[Stored items]
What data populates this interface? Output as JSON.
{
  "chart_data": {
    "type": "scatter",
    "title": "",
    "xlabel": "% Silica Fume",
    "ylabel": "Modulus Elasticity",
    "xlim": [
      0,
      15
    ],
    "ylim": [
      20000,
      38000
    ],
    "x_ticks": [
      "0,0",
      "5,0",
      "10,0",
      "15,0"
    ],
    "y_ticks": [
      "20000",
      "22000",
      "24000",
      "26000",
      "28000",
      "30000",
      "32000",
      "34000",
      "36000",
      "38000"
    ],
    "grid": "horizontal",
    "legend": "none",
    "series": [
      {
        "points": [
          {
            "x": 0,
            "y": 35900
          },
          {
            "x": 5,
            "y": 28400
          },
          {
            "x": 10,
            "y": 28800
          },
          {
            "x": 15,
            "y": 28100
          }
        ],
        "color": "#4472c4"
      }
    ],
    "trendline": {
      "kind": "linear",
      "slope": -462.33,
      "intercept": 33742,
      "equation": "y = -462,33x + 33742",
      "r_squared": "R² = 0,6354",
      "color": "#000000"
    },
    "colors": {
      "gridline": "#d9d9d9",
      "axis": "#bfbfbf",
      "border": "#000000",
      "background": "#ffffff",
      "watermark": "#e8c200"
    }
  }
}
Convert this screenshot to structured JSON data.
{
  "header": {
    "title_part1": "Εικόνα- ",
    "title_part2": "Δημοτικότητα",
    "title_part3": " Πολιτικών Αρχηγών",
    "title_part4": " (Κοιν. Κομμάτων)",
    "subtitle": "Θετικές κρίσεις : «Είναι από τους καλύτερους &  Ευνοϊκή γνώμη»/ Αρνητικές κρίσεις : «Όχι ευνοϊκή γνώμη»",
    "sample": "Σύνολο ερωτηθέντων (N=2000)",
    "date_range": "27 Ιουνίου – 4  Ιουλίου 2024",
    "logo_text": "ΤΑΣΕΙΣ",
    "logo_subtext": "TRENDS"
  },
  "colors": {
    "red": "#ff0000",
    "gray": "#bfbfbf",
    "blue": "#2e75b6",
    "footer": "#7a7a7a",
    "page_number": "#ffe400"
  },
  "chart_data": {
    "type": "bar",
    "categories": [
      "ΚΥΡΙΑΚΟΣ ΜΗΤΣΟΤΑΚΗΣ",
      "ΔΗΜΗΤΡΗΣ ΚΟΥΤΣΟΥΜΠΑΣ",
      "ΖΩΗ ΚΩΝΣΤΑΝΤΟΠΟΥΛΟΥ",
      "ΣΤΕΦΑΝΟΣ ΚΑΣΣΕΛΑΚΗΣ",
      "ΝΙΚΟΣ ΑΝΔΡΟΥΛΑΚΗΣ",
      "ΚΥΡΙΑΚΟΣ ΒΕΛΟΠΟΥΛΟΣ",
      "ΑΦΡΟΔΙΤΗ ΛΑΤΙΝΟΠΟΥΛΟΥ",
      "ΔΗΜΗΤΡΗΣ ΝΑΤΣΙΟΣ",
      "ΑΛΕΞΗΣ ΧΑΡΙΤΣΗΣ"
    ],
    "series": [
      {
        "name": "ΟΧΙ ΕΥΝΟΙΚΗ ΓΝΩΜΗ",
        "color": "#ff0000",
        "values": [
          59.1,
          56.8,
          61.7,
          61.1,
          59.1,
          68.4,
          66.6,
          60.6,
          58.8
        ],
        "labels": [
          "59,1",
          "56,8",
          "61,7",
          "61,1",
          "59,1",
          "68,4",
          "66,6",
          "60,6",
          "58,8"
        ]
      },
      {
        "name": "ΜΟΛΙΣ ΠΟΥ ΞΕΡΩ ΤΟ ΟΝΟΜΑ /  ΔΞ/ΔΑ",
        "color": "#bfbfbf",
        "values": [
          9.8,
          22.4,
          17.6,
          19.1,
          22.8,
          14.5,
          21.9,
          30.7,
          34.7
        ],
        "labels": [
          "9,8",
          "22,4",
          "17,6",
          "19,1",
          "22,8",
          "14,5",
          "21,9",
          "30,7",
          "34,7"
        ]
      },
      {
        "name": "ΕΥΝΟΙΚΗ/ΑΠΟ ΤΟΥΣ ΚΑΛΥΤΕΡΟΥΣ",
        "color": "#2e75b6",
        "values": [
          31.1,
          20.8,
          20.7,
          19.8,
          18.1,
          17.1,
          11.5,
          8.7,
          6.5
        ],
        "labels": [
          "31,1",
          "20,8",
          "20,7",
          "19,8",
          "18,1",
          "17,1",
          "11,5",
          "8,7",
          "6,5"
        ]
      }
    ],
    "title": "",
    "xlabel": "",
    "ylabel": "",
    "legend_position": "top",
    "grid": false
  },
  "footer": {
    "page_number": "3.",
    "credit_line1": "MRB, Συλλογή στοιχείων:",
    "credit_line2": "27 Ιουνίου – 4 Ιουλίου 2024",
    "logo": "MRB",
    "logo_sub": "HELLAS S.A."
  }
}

_YOUR GOAL_.
For the listing above, identify each line bearing "JSON".

_FINAL RESULT_.
What data populates this interface? Output as JSON.
Convert this screenshot to structured JSON data.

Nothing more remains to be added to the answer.